Requirements: Reproduce the data in its entirety, exactly as supplied.

Figure dataset records:
━━━━━━━━━━━━━━━━━━━━
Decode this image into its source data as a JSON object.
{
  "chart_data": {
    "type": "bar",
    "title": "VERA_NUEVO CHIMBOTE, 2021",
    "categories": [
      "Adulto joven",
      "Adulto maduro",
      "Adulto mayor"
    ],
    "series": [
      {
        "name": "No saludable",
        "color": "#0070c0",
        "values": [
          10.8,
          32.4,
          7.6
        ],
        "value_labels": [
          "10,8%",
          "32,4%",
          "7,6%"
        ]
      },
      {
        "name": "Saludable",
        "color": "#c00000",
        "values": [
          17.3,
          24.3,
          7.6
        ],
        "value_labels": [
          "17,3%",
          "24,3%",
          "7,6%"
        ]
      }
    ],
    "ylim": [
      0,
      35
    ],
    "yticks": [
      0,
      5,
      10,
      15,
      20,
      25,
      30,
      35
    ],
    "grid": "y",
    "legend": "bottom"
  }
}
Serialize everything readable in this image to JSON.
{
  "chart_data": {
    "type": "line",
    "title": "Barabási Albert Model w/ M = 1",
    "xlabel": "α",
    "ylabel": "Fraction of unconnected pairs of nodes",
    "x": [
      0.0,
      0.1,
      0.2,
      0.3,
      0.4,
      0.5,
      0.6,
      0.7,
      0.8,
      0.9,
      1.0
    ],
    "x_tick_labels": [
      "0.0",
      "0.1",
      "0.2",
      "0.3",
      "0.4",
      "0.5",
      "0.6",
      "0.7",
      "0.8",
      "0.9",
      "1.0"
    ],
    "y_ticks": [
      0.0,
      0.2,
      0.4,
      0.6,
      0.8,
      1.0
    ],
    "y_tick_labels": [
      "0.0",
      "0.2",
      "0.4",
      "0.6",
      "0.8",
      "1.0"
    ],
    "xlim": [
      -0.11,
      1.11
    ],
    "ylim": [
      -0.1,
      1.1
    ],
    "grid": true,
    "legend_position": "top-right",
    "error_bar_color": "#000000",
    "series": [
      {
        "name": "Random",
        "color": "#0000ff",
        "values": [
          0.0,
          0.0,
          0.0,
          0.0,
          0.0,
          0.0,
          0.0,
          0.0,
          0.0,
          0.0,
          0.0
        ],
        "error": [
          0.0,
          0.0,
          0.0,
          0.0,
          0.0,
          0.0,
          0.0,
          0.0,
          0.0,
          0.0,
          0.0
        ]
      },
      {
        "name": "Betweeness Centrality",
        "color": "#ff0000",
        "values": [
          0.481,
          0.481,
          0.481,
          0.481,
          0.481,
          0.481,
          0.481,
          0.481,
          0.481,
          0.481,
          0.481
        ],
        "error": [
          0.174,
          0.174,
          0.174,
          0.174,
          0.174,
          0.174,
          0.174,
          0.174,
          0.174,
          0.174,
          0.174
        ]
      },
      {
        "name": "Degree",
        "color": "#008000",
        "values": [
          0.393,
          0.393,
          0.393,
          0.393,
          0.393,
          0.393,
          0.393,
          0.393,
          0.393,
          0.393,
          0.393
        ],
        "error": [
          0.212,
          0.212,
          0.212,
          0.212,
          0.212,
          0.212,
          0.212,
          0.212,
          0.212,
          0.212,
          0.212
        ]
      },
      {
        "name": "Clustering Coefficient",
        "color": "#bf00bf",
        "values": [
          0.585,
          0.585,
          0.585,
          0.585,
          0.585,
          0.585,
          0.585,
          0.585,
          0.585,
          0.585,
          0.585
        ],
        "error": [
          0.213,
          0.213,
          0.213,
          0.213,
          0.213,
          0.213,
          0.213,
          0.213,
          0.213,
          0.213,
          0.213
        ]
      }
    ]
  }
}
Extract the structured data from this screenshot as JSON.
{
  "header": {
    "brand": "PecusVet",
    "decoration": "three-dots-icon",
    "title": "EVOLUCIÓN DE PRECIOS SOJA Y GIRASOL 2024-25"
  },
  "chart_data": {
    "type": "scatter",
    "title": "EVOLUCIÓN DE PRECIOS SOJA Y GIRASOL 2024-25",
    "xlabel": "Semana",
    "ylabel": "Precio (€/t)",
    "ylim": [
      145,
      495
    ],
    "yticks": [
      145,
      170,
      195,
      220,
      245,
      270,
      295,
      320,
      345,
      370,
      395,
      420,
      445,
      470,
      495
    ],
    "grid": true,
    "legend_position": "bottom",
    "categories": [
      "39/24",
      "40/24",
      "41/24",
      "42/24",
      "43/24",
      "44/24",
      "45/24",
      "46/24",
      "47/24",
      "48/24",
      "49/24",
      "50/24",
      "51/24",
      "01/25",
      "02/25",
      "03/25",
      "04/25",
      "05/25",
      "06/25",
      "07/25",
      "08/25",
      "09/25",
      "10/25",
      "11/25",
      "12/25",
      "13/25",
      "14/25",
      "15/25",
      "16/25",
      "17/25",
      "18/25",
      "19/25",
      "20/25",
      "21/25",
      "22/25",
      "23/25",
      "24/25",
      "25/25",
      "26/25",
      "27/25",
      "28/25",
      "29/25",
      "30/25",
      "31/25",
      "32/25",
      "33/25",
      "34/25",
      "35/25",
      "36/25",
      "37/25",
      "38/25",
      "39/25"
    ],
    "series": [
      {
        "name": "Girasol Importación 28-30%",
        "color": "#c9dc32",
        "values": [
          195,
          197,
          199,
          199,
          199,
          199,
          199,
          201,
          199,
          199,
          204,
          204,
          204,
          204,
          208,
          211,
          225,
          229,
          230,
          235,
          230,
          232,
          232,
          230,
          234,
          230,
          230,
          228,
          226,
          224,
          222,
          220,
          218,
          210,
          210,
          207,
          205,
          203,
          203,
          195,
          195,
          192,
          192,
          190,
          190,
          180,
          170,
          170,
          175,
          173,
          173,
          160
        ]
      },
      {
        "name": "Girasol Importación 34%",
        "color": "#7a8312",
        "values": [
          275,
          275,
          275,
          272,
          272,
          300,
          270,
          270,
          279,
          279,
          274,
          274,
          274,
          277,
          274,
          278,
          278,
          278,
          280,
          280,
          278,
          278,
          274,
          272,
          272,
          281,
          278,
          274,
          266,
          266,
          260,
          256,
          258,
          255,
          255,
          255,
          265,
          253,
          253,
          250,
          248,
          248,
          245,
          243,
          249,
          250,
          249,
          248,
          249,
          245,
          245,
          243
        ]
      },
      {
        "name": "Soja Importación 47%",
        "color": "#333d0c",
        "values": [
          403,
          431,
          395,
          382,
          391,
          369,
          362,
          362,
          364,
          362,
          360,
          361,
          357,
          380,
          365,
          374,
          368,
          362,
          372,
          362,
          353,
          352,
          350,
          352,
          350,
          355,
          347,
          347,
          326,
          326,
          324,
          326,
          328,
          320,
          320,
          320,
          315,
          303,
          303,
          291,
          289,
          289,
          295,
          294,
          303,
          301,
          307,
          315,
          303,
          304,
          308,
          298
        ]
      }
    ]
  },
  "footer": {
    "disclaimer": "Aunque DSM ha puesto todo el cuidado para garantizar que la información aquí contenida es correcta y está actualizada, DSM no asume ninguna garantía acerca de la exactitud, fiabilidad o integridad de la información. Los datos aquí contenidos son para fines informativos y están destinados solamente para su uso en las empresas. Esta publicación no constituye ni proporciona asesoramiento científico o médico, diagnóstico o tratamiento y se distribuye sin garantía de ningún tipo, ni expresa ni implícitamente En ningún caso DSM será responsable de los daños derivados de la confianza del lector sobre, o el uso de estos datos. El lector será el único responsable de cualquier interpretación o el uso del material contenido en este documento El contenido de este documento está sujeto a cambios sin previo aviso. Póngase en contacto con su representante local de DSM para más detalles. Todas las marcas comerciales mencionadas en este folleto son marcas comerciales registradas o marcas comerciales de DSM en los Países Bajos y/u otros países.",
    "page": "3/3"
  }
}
━━━━━━━━━━━━━━━━━━━━
Output below:
Decode this image into its source data as a JSON object.
{
  "chart_data": {
    "type": "bar",
    "title": "VERA_NUEVO CHIMBOTE, 2021",
    "categories": [
      "Adulto joven",
      "Adulto maduro",
      "Adulto mayor"
    ],
    "series": [
      {
        "name": "No saludable",
        "color": "#0070c0",
        "values": [
          10.8,
          32.4,
          7.6
        ],
        "value_labels": [
          "10,8%",
          "32,4%",
          "7,6%"
        ]
      },
      {
        "name": "Saludable",
        "color": "#c00000",
        "values": [
          17.3,
          24.3,
          7.6
        ],
        "value_labels": [
          "17,3%",
          "24,3%",
          "7,6%"
        ]
      }
    ],
    "ylim": [
      0,
      35
    ],
    "yticks": [
      0,
      5,
      10,
      15,
      20,
      25,
      30,
      35
    ],
    "grid": "y",
    "legend": "bottom"
  }
}
Serialize everything readable in this image to JSON.
{
  "chart_data": {
    "type": "line",
    "title": "Barabási Albert Model w/ M = 1",
    "xlabel": "α",
    "ylabel": "Fraction of unconnected pairs of nodes",
    "x": [
      0.0,
      0.1,
      0.2,
      0.3,
      0.4,
      0.5,
      0.6,
      0.7,
      0.8,
      0.9,
      1.0
    ],
    "x_tick_labels": [
      "0.0",
      "0.1",
      "0.2",
      "0.3",
      "0.4",
      "0.5",
      "0.6",
      "0.7",
      "0.8",
      "0.9",
      "1.0"
    ],
    "y_ticks": [
      0.0,
      0.2,
      0.4,
      0.6,
      0.8,
      1.0
    ],
    "y_tick_labels": [
      "0.0",
      "0.2",
      "0.4",
      "0.6",
      "0.8",
      "1.0"
    ],
    "xlim": [
      -0.11,
      1.11
    ],
    "ylim": [
      -0.1,
      1.1
    ],
    "grid": true,
    "legend_position": "top-right",
    "error_bar_color": "#000000",
    "series": [
      {
        "name": "Random",
        "color": "#0000ff",
        "values": [
          0.0,
          0.0,
          0.0,
          0.0,
          0.0,
          0.0,
          0.0,
          0.0,
          0.0,
          0.0,
          0.0
        ],
        "error": [
          0.0,
          0.0,
          0.0,
          0.0,
          0.0,
          0.0,
          0.0,
          0.0,
          0.0,
          0.0,
          0.0
        ]
      },
      {
        "name": "Betweeness Centrality",
        "color": "#ff0000",
        "values": [
          0.481,
          0.481,
          0.481,
          0.481,
          0.481,
          0.481,
          0.481,
          0.481,
          0.481,
          0.481,
          0.481
        ],
        "error": [
          0.174,
          0.174,
          0.174,
          0.174,
          0.174,
          0.174,
          0.174,
          0.174,
          0.174,
          0.174,
          0.174
        ]
      },
      {
        "name": "Degree",
        "color": "#008000",
        "values": [
          0.393,
          0.393,
          0.393,
          0.393,
          0.393,
          0.393,
          0.393,
          0.393,
          0.393,
          0.393,
          0.393
        ],
        "error": [
          0.212,
          0.212,
          0.212,
          0.212,
          0.212,
          0.212,
          0.212,
          0.212,
          0.212,
          0.212,
          0.212
        ]
      },
      {
        "name": "Clustering Coefficient",
        "color": "#bf00bf",
        "values": [
          0.585,
          0.585,
          0.585,
          0.585,
          0.585,
          0.585,
          0.585,
          0.585,
          0.585,
          0.585,
          0.585
        ],
        "error": [
          0.213,
          0.213,
          0.213,
          0.213,
          0.213,
          0.213,
          0.213,
          0.213,
          0.213,
          0.213,
          0.213
        ]
      }
    ]
  }
}
Extract the structured data from this screenshot as JSON.
{
  "header": {
    "brand": "PecusVet",
    "decoration": "three-dots-icon",
    "title": "EVOLUCIÓN DE PRECIOS SOJA Y GIRASOL 2024-25"
  },
  "chart_data": {
    "type": "scatter",
    "title": "EVOLUCIÓN DE PRECIOS SOJA Y GIRASOL 2024-25",
    "xlabel": "Semana",
    "ylabel": "Precio (€/t)",
    "ylim": [
      145,
      495
    ],
    "yticks": [
      145,
      170,
      195,
      220,
      245,
      270,
      295,
      320,
      345,
      370,
      395,
      420,
      445,
      470,
      495
    ],
    "grid": true,
    "legend_position": "bottom",
    "categories": [
      "39/24",
      "40/24",
      "41/24",
      "42/24",
      "43/24",
      "44/24",
      "45/24",
      "46/24",
      "47/24",
      "48/24",
      "49/24",
      "50/24",
      "51/24",
      "01/25",
      "02/25",
      "03/25",
      "04/25",
      "05/25",
      "06/25",
      "07/25",
      "08/25",
      "09/25",
      "10/25",
      "11/25",
      "12/25",
      "13/25",
      "14/25",
      "15/25",
      "16/25",
      "17/25",
      "18/25",
      "19/25",
      "20/25",
      "21/25",
      "22/25",
      "23/25",
      "24/25",
      "25/25",
      "26/25",
      "27/25",
      "28/25",
      "29/25",
      "30/25",
      "31/25",
      "32/25",
      "33/25",
      "34/25",
      "35/25",
      "36/25",
      "37/25",
      "38/25",
      "39/25"
    ],
    "series": [
      {
        "name": "Girasol Importación 28-30%",
        "color": "#c9dc32",
        "values": [
          195,
          197,
          199,
          199,
          199,
          199,
          199,
          201,
          199,
          199,
          204,
          204,
          204,
          204,
          208,
          211,
          225,
          229,
          230,
          235,
          230,
          232,
          232,
          230,
          234,
          230,
          230,
          228,
          226,
          224,
          222,
          220,
          218,
          210,
          210,
          207,
          205,
          203,
          203,
          195,
          195,
          192,
          192,
          190,
          190,
          180,
          170,
          170,
          175,
          173,
          173,
          160
        ]
      },
      {
        "name": "Girasol Importación 34%",
        "color": "#7a8312",
        "values": [
          275,
          275,
          275,
          272,
          272,
          300,
          270,
          270,
          279,
          279,
          274,
          274,
          274,
          277,
          274,
          278,
          278,
          278,
          280,
          280,
          278,
          278,
          274,
          272,
          272,
          281,
          278,
          274,
          266,
          266,
          260,
          256,
          258,
          255,
          255,
          255,
          265,
          253,
          253,
          250,
          248,
          248,
          245,
          243,
          249,
          250,
          249,
          248,
          249,
          245,
          245,
          243
        ]
      },
      {
        "name": "Soja Importación 47%",
        "color": "#333d0c",
        "values": [
          403,
          431,
          395,
          382,
          391,
          369,
          362,
          362,
          364,
          362,
          360,
          361,
          357,
          380,
          365,
          374,
          368,
          362,
          372,
          362,
          353,
          352,
          350,
          352,
          350,
          355,
          347,
          347,
          326,
          326,
          324,
          326,
          328,
          320,
          320,
          320,
          315,
          303,
          303,
          291,
          289,
          289,
          295,
          294,
          303,
          301,
          307,
          315,
          303,
          304,
          308,
          298
        ]
      }
    ]
  },
  "footer": {
    "disclaimer": "Aunque DSM ha puesto todo el cuidado para garantizar que la información aquí contenida es correcta y está actualizada, DSM no asume ninguna garantía acerca de la exactitud, fiabilidad o integridad de la información. Los datos aquí contenidos son para fines informativos y están destinados solamente para su uso en las empresas. Esta publicación no constituye ni proporciona asesoramiento científico o médico, diagnóstico o tratamiento y se distribuye sin garantía de ningún tipo, ni expresa ni implícitamente En ningún caso DSM será responsable de los daños derivados de la confianza del lector sobre, o el uso de estos datos. El lector será el único responsable de cualquier interpretación o el uso del material contenido en este documento El contenido de este documento está sujeto a cambios sin previo aviso. Póngase en contacto con su representante local de DSM para más detalles. Todas las marcas comerciales mencionadas en este folleto son marcas comerciales registradas o marcas comerciales de DSM en los Países Bajos y/u otros países.",
    "page": "3/3"
  }
}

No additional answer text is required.